Recorded data:
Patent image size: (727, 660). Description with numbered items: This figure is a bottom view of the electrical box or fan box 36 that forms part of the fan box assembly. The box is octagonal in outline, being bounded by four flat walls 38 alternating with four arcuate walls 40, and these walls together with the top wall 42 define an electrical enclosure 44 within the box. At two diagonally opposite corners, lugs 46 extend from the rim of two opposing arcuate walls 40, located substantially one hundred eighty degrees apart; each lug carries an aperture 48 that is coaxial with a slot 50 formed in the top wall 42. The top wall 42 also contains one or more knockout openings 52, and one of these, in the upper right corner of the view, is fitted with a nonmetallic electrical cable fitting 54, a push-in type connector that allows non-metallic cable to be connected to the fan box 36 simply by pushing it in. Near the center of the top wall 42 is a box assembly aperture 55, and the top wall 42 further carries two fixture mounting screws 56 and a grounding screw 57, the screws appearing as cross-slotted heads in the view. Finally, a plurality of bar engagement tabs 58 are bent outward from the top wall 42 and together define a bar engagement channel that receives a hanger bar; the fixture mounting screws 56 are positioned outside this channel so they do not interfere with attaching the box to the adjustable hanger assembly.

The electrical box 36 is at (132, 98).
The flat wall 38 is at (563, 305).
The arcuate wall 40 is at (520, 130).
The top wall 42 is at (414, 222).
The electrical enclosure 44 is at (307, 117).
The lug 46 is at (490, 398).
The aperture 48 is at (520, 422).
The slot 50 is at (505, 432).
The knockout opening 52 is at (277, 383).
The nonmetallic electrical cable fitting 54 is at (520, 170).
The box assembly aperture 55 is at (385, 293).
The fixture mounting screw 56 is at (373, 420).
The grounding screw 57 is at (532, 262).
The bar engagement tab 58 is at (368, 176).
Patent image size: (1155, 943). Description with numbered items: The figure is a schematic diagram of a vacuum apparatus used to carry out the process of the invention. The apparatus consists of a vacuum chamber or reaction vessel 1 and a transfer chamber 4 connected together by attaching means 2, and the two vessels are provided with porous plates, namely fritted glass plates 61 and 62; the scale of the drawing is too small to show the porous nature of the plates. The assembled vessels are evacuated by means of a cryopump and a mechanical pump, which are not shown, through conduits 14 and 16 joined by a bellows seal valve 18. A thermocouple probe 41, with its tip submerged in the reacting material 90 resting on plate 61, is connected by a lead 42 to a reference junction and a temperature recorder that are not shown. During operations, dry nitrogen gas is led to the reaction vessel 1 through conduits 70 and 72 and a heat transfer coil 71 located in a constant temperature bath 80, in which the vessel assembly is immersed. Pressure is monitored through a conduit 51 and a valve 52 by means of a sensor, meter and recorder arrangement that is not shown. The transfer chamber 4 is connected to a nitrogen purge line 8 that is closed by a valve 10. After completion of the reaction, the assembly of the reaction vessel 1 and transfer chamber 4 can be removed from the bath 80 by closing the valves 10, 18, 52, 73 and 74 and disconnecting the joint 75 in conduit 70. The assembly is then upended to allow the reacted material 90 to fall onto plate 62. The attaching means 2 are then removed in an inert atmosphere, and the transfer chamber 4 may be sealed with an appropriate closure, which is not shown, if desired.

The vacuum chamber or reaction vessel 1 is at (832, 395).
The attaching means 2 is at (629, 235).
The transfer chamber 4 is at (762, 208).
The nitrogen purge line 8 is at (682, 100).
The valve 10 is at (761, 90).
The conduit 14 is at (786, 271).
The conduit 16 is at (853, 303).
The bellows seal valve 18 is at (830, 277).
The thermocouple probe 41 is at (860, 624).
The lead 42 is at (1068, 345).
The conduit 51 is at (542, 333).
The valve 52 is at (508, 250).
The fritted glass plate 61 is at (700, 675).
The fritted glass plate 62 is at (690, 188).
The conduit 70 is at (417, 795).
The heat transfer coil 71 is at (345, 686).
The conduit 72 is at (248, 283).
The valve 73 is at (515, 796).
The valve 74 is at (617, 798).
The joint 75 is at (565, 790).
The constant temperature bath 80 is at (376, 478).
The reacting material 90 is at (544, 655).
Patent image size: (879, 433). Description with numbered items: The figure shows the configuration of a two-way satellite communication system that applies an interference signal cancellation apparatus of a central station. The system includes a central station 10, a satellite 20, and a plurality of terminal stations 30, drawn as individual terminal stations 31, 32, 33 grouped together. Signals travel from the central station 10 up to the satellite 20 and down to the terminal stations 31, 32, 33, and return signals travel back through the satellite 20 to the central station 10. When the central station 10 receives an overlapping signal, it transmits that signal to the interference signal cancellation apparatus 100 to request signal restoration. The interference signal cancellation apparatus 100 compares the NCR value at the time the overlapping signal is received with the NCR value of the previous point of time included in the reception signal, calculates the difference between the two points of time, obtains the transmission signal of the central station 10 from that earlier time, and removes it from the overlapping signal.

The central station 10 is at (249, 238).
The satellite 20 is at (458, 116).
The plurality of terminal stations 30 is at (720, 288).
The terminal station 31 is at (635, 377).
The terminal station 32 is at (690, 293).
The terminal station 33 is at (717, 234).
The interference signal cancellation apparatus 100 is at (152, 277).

Prompt: In the records above, can you reproduce word for word everything from the line containing "Patent image size: (1155, 943)." down to the line containing "The attaching means 2 is at (629, 235).", with both of those lines included?

The reply:
Patent image size: (1155, 943). Description with numbered items: The figure is a schematic diagram of a vacuum apparatus used to carry out the process of the invention. The apparatus consists of a vacuum chamber or reaction vessel 1 and a transfer chamber 4 connected together by attaching means 2, and the two vessels are provided with porous plates, namely fritted glass plates 61 and 62; the scale of the drawing is too small to show the porous nature of the plates. The assembled vessels are evacuated by means of a cryopump and a mechanical pump, which are not shown, through conduits 14 and 16 joined by a bellows seal valve 18. A thermocouple probe 41, with its tip submerged in the reacting material 90 resting on plate 61, is connected by a lead 42 to a reference junction and a temperature recorder that are not shown. During operations, dry nitrogen gas is led to the reaction vessel 1 through conduits 70 and 72 and a heat transfer coil 71 located in a constant temperature bath 80, in which the vessel assembly is immersed. Pressure is monitored through a conduit 51 and a valve 52 by means of a sensor, meter and recorder arrangement that is not shown. The transfer chamber 4 is connected to a nitrogen purge line 8 that is closed by a valve 10. After completion of the reaction, the assembly of the reaction vessel 1 and transfer chamber 4 can be removed from the bath 80 by closing the valves 10, 18, 52, 73 and 74 and disconnecting the joint 75 in conduit 70. The assembly is then upended to allow the reacted material 90 to fall onto plate 62. The attaching means 2 are then removed in an inert atmosphere, and the transfer chamber 4 may be sealed with an appropriate closure, which is not shown, if desired.

The vacuum chamber or reaction vessel 1 is at (832, 395).
The attaching means 2 is at (629, 235).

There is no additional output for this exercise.